> [Task objective]: Show all lines from the data that include the word "label".

> [Source material]:
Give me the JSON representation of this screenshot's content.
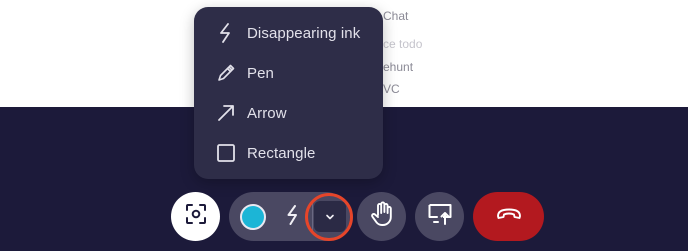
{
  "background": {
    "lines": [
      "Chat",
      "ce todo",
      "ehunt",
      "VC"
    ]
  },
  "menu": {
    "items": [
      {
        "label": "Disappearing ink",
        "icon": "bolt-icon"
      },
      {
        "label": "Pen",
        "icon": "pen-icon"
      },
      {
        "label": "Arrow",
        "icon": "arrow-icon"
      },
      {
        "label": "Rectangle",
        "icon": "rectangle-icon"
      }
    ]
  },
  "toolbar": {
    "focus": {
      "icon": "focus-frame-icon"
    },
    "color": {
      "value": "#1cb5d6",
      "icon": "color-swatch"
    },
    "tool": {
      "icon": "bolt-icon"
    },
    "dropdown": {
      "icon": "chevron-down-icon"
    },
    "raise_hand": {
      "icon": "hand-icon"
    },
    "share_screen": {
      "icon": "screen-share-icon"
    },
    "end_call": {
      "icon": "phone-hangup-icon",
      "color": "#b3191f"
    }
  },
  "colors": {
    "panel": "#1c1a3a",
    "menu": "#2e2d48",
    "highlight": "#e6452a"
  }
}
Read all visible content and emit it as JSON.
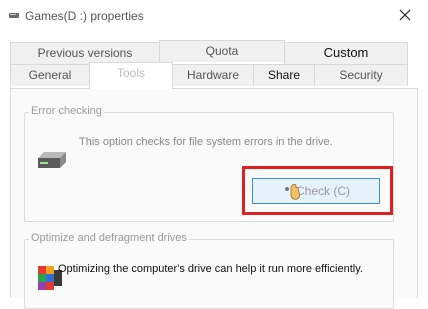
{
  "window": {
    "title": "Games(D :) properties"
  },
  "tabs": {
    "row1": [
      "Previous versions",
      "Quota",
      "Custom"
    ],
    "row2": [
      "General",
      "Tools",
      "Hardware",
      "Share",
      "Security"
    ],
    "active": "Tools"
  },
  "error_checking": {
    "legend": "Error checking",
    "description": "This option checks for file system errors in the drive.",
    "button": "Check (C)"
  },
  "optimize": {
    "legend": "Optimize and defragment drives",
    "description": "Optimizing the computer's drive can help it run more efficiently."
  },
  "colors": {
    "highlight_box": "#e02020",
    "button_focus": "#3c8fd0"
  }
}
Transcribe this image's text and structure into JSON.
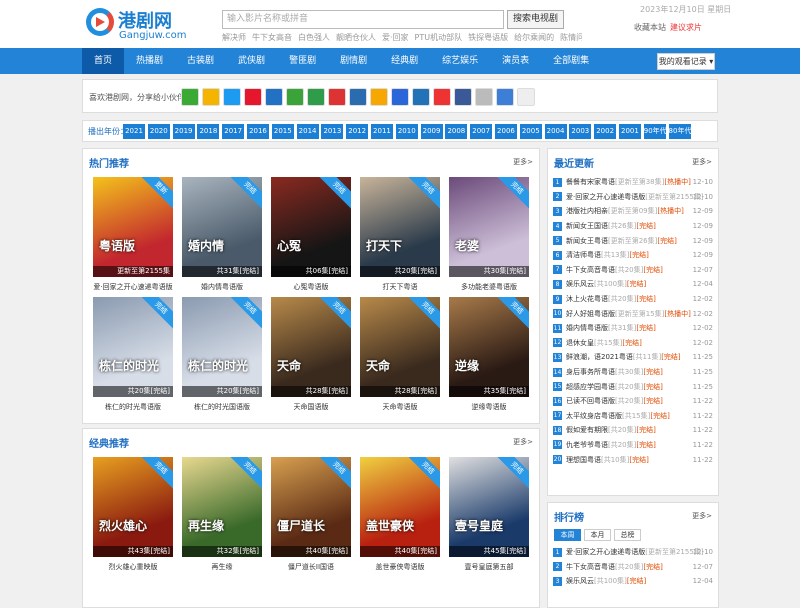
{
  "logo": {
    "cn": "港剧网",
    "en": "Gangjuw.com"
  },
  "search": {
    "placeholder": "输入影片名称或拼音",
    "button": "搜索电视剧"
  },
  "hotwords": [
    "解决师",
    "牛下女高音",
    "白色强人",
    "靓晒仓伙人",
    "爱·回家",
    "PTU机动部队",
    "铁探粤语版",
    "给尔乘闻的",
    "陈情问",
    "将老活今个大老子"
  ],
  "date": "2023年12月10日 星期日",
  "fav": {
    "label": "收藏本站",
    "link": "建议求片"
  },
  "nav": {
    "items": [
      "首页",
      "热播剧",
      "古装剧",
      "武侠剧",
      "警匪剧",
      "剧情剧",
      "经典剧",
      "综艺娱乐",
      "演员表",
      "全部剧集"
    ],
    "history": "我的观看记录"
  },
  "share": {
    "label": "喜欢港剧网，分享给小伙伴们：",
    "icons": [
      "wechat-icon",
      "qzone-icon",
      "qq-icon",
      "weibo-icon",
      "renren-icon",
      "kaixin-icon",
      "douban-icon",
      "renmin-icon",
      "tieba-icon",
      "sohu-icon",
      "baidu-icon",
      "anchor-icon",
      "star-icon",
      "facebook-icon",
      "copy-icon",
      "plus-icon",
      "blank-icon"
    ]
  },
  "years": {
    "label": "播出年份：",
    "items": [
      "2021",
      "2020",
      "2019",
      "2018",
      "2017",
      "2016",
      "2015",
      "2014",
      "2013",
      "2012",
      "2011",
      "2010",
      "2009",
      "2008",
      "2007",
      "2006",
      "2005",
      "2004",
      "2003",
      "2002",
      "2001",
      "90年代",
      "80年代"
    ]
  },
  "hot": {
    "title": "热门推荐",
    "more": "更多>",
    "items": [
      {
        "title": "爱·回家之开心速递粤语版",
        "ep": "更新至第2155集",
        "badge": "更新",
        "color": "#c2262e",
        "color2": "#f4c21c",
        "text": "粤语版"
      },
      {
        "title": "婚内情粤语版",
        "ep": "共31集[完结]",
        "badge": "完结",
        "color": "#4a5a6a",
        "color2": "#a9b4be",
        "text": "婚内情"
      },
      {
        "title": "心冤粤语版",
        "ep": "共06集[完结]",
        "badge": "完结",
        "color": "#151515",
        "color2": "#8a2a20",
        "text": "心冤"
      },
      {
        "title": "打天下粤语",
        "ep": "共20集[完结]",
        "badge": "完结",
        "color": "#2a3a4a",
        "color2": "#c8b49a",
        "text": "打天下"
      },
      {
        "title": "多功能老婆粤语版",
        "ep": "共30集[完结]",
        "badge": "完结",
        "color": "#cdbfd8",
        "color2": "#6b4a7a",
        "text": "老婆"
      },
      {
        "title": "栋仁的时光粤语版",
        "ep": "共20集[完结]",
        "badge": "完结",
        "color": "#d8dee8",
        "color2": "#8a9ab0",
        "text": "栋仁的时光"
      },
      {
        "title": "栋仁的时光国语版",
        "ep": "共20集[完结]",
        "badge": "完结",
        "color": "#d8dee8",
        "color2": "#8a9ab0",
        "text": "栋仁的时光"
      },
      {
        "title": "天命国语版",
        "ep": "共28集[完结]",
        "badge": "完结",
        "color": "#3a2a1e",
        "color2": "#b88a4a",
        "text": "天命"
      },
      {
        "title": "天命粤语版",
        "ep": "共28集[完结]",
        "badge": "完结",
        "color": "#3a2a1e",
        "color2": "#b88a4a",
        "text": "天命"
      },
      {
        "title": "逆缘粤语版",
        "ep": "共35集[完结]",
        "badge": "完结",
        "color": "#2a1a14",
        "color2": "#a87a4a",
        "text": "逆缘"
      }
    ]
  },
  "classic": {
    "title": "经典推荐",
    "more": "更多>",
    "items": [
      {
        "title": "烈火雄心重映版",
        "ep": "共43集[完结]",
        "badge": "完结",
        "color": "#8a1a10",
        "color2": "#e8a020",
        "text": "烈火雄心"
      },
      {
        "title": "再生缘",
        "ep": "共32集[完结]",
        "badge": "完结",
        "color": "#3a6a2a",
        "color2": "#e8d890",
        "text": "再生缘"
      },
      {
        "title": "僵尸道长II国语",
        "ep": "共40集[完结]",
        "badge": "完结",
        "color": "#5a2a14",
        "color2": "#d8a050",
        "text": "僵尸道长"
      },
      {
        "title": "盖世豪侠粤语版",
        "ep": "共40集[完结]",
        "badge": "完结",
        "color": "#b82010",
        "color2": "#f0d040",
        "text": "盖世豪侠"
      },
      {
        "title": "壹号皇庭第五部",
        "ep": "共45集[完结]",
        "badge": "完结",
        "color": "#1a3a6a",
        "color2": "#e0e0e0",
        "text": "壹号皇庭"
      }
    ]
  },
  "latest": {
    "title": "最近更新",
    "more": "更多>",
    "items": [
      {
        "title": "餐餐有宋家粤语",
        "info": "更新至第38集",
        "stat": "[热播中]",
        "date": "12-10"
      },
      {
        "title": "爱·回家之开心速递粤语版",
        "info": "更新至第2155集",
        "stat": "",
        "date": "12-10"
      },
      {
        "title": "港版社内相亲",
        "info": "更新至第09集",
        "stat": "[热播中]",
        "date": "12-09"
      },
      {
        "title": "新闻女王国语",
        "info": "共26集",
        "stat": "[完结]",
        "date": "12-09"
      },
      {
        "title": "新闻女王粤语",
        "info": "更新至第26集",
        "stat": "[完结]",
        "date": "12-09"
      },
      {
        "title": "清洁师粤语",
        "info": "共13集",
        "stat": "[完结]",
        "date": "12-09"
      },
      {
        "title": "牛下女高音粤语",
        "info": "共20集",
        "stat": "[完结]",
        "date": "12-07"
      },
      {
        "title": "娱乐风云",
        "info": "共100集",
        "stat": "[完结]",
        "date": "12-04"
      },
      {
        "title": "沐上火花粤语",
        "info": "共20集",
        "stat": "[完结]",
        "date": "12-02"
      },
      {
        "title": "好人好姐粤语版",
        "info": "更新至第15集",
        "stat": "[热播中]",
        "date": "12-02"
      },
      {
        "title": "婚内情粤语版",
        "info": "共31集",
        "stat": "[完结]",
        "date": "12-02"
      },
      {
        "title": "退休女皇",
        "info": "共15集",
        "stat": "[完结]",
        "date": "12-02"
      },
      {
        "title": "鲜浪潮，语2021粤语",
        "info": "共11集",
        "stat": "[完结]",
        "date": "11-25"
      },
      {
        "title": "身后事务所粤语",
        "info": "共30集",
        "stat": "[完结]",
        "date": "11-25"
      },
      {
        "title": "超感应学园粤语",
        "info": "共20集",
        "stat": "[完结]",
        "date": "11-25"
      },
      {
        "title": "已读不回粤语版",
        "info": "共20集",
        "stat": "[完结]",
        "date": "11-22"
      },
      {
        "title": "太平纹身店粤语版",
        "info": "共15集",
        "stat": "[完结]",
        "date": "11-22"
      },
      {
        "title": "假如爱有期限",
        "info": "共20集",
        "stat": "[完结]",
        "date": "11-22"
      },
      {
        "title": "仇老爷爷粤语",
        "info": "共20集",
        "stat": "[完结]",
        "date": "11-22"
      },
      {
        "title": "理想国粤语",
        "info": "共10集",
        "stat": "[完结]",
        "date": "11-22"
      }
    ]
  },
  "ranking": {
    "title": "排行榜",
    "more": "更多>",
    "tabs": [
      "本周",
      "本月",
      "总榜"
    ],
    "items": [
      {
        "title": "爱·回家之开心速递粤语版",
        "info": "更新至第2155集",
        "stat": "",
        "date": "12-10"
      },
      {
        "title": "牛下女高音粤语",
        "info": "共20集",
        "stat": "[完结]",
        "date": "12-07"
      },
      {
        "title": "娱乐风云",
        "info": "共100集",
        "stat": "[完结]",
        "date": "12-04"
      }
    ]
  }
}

> [Finished answer]:
        "label": "Disappearing ink",
        "label": "Pen",
        "label": "Arrow",
        "label": "Rectangle",
    "label": "收藏本站",
    "label": "喜欢港剧网，分享给小伙伴们：",
    "label": "播出年份：",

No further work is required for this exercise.